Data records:
* START *

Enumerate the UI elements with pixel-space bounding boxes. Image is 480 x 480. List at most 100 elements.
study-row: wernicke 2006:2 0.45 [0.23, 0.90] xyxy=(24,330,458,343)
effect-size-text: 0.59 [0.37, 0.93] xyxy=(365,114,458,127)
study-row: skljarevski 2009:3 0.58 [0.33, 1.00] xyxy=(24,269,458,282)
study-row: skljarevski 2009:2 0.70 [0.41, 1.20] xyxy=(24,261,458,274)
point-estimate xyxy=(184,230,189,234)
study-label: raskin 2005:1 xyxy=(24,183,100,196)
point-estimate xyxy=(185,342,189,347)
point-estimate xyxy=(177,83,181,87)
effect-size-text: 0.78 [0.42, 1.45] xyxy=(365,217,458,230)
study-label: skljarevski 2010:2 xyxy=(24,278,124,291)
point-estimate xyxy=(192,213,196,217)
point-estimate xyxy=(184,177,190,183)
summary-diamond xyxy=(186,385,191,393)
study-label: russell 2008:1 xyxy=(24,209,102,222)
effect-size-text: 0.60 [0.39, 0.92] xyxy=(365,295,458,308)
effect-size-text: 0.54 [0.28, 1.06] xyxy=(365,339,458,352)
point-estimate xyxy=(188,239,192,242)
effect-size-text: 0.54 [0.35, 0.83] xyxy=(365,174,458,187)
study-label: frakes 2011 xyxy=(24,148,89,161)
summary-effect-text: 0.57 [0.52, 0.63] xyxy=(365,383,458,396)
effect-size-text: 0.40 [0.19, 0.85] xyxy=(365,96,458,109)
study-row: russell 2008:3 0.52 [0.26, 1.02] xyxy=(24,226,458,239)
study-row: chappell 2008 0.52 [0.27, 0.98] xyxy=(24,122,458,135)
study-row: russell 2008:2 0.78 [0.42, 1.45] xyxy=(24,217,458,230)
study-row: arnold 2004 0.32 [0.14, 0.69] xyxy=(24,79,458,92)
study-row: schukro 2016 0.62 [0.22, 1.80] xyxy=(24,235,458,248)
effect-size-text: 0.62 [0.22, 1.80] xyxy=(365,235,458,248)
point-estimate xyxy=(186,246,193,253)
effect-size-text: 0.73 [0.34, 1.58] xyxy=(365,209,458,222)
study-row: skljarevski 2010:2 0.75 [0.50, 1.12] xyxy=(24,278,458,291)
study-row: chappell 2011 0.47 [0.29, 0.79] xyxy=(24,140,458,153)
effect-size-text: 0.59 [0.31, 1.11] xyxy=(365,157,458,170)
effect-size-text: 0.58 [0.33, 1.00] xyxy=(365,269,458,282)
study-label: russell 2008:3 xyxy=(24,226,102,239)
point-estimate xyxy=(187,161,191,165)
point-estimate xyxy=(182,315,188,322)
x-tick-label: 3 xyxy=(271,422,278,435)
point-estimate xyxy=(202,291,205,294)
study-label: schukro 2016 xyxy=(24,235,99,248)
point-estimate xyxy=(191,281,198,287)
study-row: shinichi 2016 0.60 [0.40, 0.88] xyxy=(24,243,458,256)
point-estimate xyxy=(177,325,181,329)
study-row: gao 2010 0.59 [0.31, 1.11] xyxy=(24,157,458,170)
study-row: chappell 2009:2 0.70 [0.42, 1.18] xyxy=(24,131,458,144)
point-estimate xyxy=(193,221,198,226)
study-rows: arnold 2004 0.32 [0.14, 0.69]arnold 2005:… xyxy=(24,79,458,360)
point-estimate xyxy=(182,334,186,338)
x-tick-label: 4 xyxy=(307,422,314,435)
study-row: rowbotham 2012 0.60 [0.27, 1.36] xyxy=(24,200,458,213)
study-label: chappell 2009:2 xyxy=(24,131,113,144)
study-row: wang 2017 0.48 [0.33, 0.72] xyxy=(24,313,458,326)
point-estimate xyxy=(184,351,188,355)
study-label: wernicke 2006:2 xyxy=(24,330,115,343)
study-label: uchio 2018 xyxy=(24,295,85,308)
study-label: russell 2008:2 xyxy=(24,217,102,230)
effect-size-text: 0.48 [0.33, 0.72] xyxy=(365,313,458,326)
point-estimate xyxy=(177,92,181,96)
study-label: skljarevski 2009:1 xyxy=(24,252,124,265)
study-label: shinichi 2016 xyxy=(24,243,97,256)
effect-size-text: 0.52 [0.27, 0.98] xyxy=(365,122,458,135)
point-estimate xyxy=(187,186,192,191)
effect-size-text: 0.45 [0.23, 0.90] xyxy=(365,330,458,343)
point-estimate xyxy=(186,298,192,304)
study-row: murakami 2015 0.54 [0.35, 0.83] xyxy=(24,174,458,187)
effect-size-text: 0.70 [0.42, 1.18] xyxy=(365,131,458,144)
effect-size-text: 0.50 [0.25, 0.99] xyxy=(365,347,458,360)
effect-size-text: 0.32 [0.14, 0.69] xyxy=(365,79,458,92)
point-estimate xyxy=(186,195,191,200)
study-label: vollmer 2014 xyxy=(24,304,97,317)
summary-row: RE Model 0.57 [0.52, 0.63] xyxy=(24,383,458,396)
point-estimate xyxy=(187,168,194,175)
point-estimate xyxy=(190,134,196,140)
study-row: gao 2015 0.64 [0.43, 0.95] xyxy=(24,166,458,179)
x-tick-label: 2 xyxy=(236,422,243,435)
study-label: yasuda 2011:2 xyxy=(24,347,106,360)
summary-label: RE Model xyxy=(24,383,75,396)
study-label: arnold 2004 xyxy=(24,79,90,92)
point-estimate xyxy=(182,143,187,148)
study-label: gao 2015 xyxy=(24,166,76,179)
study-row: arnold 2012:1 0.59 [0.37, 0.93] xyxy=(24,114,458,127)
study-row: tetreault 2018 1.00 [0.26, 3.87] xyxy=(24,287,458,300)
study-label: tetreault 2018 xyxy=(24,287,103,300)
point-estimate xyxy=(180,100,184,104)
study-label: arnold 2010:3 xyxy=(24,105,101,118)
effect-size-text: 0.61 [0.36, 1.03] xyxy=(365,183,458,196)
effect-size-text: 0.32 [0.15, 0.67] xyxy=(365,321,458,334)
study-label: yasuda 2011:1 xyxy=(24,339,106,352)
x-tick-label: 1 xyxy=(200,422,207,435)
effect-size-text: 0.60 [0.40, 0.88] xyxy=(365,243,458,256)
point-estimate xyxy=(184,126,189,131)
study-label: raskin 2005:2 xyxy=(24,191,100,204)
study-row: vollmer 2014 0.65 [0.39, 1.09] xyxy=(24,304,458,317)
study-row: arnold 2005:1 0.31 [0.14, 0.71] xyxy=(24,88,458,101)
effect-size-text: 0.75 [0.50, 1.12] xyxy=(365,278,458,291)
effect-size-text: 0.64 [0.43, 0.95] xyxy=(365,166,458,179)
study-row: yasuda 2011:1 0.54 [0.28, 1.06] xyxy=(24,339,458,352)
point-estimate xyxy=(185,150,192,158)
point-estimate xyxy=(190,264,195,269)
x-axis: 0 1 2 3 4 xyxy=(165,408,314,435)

* END *

WHAT THE TASK REQUIRES:
Change every "study-row" to "trial-row" in the data, starting at the first line and ending with the line containing "point-estimate xyxy=(185,342,189,347)". Reproduce those lines with nothing else altered.

FINAL ANSWER:
Enumerate the UI elements with pixel-space bounding boxes. Image is 480 x 480. List at most 100 elements.
trial-row: wernicke 2006:2 0.45 [0.23, 0.90] xyxy=(24,330,458,343)
effect-size-text: 0.59 [0.37, 0.93] xyxy=(365,114,458,127)
trial-row: skljarevski 2009:3 0.58 [0.33, 1.00] xyxy=(24,269,458,282)
trial-row: skljarevski 2009:2 0.70 [0.41, 1.20] xyxy=(24,261,458,274)
point-estimate xyxy=(184,230,189,234)
study-label: raskin 2005:1 xyxy=(24,183,100,196)
point-estimate xyxy=(185,342,189,347)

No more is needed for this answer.